— begin Source data —

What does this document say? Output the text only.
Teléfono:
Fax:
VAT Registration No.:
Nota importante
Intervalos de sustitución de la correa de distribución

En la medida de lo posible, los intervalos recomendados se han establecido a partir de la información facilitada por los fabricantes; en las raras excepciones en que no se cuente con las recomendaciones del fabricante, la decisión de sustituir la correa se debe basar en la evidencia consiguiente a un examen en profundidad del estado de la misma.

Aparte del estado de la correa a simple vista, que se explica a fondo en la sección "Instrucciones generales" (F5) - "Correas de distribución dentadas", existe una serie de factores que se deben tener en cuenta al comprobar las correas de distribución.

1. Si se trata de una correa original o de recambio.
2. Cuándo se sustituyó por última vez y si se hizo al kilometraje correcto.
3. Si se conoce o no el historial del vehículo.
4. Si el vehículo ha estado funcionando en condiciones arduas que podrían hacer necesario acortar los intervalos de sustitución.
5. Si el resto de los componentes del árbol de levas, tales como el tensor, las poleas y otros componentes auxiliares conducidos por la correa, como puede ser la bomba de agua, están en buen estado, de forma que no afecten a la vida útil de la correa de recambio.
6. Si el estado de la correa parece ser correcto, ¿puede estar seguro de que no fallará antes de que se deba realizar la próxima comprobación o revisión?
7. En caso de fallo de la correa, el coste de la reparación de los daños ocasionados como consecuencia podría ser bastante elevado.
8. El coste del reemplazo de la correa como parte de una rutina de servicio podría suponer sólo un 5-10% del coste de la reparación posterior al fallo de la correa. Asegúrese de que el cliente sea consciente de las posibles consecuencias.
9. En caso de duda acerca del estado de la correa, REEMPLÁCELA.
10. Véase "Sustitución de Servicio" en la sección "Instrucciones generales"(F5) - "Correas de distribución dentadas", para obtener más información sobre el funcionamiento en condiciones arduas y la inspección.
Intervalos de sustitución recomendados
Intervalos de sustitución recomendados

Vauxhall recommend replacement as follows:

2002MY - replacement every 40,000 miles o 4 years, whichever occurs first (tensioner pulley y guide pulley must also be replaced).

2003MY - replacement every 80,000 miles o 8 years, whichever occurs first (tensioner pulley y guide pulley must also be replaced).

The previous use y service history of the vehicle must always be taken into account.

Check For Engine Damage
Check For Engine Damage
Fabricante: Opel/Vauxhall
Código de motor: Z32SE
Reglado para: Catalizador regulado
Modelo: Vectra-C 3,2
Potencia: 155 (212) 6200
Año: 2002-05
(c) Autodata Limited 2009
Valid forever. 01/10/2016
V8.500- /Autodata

— end Source data —
— begin Source data —

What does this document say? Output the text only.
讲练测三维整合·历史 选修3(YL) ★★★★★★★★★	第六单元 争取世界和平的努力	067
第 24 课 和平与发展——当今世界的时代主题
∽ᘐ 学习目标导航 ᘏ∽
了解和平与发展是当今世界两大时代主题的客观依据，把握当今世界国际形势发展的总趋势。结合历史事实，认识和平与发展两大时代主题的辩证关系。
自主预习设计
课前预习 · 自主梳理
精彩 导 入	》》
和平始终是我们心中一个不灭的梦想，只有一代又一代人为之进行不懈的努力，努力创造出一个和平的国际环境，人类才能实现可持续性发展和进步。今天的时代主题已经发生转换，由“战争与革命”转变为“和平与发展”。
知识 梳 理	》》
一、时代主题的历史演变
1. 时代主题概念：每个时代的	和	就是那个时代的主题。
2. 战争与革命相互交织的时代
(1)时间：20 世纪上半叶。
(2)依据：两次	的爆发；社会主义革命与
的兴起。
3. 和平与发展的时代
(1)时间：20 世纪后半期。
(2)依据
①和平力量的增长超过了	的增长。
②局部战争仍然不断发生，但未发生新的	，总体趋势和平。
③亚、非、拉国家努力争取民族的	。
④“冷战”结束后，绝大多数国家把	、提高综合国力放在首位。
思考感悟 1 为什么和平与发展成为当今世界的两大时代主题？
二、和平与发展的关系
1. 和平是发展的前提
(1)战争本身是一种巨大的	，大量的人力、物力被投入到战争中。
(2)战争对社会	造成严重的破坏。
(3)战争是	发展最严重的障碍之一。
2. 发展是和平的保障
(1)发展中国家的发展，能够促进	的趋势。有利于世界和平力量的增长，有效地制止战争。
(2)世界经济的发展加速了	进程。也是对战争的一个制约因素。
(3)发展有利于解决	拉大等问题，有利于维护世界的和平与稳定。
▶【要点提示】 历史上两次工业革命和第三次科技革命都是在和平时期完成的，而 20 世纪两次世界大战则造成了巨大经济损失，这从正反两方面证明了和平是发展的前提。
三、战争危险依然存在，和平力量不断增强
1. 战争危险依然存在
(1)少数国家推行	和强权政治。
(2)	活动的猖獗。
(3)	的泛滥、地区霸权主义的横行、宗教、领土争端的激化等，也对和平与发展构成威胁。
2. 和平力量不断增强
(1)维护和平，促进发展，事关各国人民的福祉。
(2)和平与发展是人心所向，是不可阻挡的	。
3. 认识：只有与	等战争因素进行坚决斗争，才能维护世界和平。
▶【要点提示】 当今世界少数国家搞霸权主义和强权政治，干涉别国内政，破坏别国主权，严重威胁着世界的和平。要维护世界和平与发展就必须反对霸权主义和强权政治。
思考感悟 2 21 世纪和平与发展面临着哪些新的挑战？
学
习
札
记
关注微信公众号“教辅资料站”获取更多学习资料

— end Source data —

● What this task involves: Go through the records and copy each line with "replaced" in it.

● Result of this task:
2002MY - replacement every 40,000 miles o 4 years, whichever occurs first (tensioner pulley y guide pulley must also be replaced).
2003MY - replacement every 80,000 miles o 8 years, whichever occurs first (tensioner pulley y guide pulley must also be replaced).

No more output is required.